Do this: Report every line in the listing below where the string "ylabel" shows up.
* START Data extract *
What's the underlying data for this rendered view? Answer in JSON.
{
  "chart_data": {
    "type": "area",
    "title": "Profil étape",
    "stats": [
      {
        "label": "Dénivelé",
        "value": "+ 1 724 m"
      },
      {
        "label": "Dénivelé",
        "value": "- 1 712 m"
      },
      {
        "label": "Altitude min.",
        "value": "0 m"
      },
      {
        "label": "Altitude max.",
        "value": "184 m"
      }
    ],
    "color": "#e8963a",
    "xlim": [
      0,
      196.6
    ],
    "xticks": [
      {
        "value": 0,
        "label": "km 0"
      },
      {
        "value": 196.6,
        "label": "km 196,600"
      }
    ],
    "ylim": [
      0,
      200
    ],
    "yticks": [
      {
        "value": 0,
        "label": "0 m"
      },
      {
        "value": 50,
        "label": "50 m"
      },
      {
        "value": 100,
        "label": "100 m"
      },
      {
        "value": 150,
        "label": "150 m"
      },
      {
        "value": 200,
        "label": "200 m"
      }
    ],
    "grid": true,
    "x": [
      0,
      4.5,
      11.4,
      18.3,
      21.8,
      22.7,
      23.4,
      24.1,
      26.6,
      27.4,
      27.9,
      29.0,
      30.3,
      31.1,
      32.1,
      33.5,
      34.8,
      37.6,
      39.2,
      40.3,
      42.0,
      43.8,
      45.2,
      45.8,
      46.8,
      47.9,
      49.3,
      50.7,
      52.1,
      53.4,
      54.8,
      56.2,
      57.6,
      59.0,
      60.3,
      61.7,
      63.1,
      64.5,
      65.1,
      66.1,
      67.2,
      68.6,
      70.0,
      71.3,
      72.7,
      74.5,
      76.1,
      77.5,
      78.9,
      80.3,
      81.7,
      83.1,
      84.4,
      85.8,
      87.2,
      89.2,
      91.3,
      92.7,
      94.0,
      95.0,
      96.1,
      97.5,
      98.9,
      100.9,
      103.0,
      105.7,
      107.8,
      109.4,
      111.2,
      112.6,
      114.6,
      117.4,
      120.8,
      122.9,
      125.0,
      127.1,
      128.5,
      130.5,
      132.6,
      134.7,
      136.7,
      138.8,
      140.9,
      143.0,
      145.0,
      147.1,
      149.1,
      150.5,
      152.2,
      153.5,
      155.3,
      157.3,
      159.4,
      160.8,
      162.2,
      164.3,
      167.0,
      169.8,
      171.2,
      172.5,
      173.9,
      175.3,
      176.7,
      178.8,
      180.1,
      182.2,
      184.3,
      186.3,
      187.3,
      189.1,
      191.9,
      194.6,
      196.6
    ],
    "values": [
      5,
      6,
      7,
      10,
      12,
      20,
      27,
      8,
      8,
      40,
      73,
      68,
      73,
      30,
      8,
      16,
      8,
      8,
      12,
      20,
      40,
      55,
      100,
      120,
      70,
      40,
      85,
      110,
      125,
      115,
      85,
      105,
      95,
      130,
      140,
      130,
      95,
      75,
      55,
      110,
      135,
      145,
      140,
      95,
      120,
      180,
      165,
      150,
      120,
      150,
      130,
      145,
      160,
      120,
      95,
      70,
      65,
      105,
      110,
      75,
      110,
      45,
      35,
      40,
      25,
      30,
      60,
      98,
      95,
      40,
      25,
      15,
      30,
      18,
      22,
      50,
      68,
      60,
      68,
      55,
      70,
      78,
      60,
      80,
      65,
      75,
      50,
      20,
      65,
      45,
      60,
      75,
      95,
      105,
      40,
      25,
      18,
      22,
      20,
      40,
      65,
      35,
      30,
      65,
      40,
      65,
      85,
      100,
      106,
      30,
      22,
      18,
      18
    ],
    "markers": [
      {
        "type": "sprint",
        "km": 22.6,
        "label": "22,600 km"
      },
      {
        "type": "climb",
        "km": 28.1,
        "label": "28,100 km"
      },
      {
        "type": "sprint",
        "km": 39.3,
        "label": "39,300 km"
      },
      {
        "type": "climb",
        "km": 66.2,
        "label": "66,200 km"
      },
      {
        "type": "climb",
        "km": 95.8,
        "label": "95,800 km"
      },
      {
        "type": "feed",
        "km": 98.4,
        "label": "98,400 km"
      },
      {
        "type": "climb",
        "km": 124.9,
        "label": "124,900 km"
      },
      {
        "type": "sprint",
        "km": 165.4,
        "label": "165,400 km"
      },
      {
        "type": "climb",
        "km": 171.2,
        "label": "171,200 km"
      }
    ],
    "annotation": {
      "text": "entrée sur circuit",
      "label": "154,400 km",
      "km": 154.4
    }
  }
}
* END Data extract *
* START Data extract *
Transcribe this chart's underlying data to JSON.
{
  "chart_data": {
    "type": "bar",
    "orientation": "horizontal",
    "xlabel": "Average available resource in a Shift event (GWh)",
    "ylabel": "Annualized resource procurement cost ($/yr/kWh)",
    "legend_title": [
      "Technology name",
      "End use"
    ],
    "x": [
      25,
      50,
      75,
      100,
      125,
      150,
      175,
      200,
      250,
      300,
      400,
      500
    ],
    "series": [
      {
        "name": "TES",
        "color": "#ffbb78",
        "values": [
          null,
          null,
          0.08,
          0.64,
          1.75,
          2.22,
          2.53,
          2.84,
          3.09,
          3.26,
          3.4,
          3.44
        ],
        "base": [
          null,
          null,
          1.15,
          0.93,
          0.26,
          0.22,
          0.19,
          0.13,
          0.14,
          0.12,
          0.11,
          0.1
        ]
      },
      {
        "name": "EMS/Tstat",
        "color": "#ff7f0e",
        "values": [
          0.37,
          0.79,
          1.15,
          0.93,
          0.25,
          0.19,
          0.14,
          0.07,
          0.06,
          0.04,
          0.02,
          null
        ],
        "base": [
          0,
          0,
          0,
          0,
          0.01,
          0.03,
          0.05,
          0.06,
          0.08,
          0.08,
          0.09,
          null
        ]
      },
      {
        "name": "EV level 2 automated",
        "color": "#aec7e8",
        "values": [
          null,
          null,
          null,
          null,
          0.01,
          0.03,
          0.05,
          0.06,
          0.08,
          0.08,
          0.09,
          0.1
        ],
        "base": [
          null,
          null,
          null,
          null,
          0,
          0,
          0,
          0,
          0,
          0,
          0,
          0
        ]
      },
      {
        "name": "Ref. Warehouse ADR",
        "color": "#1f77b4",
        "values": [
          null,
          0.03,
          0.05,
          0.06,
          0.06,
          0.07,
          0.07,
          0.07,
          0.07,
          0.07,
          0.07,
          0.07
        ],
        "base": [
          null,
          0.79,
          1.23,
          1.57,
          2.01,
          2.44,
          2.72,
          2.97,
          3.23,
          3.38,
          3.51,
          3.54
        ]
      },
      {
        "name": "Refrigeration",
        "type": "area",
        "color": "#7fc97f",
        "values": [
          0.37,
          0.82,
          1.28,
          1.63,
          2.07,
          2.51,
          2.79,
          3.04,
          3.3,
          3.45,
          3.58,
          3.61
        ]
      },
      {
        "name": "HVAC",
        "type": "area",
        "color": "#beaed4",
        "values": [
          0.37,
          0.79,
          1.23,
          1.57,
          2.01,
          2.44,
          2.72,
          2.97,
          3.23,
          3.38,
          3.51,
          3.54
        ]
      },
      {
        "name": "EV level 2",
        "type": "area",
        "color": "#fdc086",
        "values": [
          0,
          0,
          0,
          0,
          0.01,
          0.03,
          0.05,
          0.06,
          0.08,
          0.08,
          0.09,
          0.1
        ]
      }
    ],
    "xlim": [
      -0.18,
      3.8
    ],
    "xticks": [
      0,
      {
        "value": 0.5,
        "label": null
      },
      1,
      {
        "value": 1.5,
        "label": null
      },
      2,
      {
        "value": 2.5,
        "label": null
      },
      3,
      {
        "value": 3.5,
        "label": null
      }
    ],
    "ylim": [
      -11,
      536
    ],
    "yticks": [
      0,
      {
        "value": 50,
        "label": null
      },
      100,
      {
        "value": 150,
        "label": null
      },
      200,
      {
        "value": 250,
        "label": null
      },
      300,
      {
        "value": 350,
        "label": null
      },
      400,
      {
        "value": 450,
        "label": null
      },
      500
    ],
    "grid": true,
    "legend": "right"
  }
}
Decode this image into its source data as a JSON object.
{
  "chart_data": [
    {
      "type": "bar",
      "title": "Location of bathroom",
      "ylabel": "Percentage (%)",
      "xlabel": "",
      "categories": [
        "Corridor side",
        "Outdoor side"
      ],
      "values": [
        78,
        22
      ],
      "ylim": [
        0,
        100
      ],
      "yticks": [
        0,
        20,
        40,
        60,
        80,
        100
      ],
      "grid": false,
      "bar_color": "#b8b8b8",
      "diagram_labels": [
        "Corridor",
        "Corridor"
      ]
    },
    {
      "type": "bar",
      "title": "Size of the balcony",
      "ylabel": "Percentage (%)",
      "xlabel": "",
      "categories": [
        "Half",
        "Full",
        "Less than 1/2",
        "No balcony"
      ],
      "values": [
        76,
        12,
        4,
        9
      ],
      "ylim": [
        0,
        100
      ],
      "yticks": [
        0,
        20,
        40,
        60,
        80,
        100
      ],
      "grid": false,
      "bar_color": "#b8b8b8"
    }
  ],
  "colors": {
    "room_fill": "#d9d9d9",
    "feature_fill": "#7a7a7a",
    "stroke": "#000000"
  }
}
* END Data extract *
* START Data extract *
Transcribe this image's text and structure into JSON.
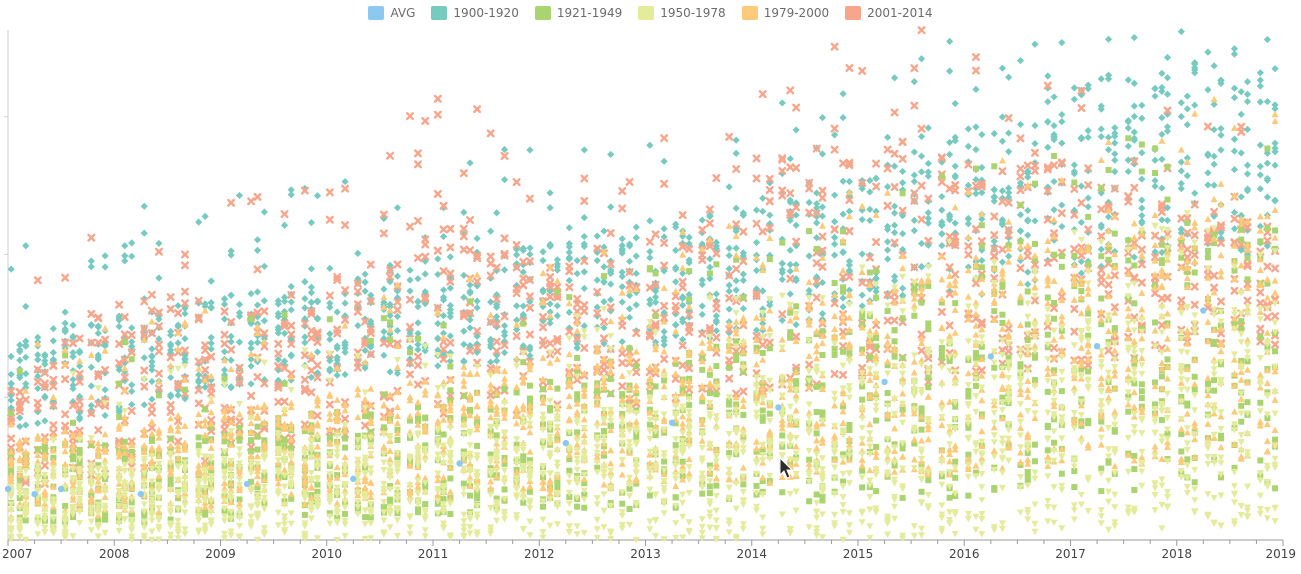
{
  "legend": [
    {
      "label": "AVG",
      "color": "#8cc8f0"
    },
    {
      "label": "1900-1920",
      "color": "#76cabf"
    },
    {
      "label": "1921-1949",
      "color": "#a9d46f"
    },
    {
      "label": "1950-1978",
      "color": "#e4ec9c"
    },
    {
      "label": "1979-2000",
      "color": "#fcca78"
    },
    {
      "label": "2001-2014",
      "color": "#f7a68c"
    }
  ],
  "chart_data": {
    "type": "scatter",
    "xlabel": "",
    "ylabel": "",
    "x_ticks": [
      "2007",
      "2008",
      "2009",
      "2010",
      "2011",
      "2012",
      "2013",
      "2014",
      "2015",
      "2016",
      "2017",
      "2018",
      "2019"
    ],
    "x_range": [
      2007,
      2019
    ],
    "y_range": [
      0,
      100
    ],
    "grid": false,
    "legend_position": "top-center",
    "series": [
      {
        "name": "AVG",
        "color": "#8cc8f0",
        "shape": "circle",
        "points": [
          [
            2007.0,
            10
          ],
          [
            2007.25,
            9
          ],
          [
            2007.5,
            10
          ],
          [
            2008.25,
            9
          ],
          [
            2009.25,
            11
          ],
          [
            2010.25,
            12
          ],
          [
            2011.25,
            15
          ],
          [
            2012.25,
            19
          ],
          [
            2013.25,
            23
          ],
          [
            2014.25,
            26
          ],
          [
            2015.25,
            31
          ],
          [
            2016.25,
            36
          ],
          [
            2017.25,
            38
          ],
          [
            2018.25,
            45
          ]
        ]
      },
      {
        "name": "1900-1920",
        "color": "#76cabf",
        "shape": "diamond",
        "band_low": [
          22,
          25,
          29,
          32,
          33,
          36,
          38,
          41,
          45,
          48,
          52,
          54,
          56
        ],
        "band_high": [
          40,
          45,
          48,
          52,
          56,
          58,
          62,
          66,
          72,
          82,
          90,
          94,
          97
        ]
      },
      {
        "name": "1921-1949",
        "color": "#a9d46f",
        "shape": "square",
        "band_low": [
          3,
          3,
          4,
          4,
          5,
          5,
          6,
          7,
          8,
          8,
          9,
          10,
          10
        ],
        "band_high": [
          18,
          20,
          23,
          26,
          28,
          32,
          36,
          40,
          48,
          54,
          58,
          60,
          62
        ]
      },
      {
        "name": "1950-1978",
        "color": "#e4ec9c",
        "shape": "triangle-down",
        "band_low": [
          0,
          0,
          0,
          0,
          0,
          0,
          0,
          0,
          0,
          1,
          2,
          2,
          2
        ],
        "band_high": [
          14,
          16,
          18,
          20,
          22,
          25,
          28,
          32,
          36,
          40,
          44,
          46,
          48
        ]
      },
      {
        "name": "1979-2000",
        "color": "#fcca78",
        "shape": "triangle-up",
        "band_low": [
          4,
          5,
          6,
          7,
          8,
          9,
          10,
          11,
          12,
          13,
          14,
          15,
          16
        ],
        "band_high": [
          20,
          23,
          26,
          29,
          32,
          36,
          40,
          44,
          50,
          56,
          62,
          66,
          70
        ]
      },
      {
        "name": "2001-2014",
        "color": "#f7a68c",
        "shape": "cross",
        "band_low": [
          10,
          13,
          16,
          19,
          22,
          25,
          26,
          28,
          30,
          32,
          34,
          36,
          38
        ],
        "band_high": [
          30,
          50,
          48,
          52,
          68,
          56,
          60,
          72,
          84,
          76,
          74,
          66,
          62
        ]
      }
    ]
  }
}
* END Data extract *
Correct result:
    "ylabel": "Annualized resource procurement cost ($/yr/kWh)",
      "ylabel": "Percentage (%)",
      "ylabel": "Percentage (%)",
    "ylabel": "",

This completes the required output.